Text passage:
○ ○ ○ ○ ○ ○ ○
A View in Vermont - c.1874

 

William Louis Sonntag (1822 - 1900)

 

“A View in Vermont” is a marvelous example of Sonntag's panoramic views of the American wilderness. A central body of water leads the eye diagonally into a mountainous, forested, brilliantly colored landscape. The foreground is highly detailed, showing a variety of trees and shrubbery; the distant mountain peaks are suffused with light and dissolve in pale yellow and purple mists. Representative of Sonntag’s "classic" period--roughly 1855 to 1875, when he and the Hudson River School were at the height of their popularity--the painting is characteristic of the artist in its subject and composition.

 

Sonntag preferred the edge of the wilderness--often only a few figures inhabit his scenery. In the New Britain painting, they are a pair of fisherman who are distinguished by their long poles and brightly colored vests. Sitting on the shore, leisurely enjoying the beautiful day, they provide a sense of scale and an entrée into the scene. Nearby, the chopped-off tree stumps show evidence of human settlement, the first steps in the inevitable march of progress whereby the valley will eventually be populated.

 

While the topographic detail and basic format of the picture have much in common with the formulas developed by Sonntag's Hudson River School contemporaries, Sonntag was often singled out for his striking, almost hyperrealistic, use of color. His canvases are accentuated by lush greens and blues brighter and bolder than those actually found in nature: note, for example, the bright aquamarine column of smoke emanating from the log cabin on the far river bank in “View in Vermont”. Sonntag was well known for his autumn scenes, in which he harmonized the cool greens with the russets and browns of autumn and the reds of bare rock surfaces. Noting the artist’s "system of coloring and his way of producing effects," the “Cosmopolitan Art Journal” found "much that is fresh, original, and decidedly pleasing"; in contrast, critic James Jackson Jarves decried Sonntag's "wildly picturesque" views as a "absolutely disagreeable."
○ ○ ○ ○ ○ ○ ○
Source material:
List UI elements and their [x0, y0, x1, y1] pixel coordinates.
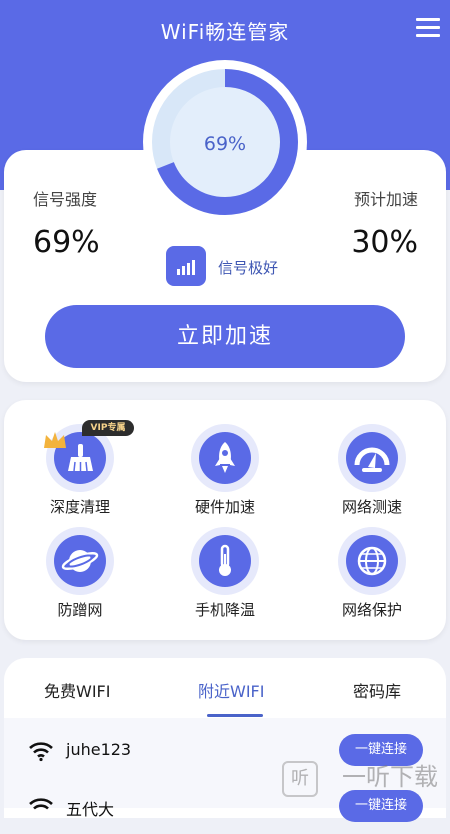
○ ○ ○ ○ ○ ○ ○
The task: Can you retype the stretch from "William Louis Sonntag" through "subject and composition." in the passage about "A View in Vermont" word for word?

Finished exercise:
William Louis Sonntag (1822 - 1900)

 

“A View in Vermont” is a marvelous example of Sonntag's panoramic views of the American wilderness. A central body of water leads the eye diagonally into a mountainous, forested, brilliantly colored landscape. The foreground is highly detailed, showing a variety of trees and shrubbery; the distant mountain peaks are suffused with light and dissolve in pale yellow and purple mists. Representative of Sonntag’s "classic" period--roughly 1855 to 1875, when he and the Hudson River School were at the height of their popularity--the painting is characteristic of the artist in its subject and composition.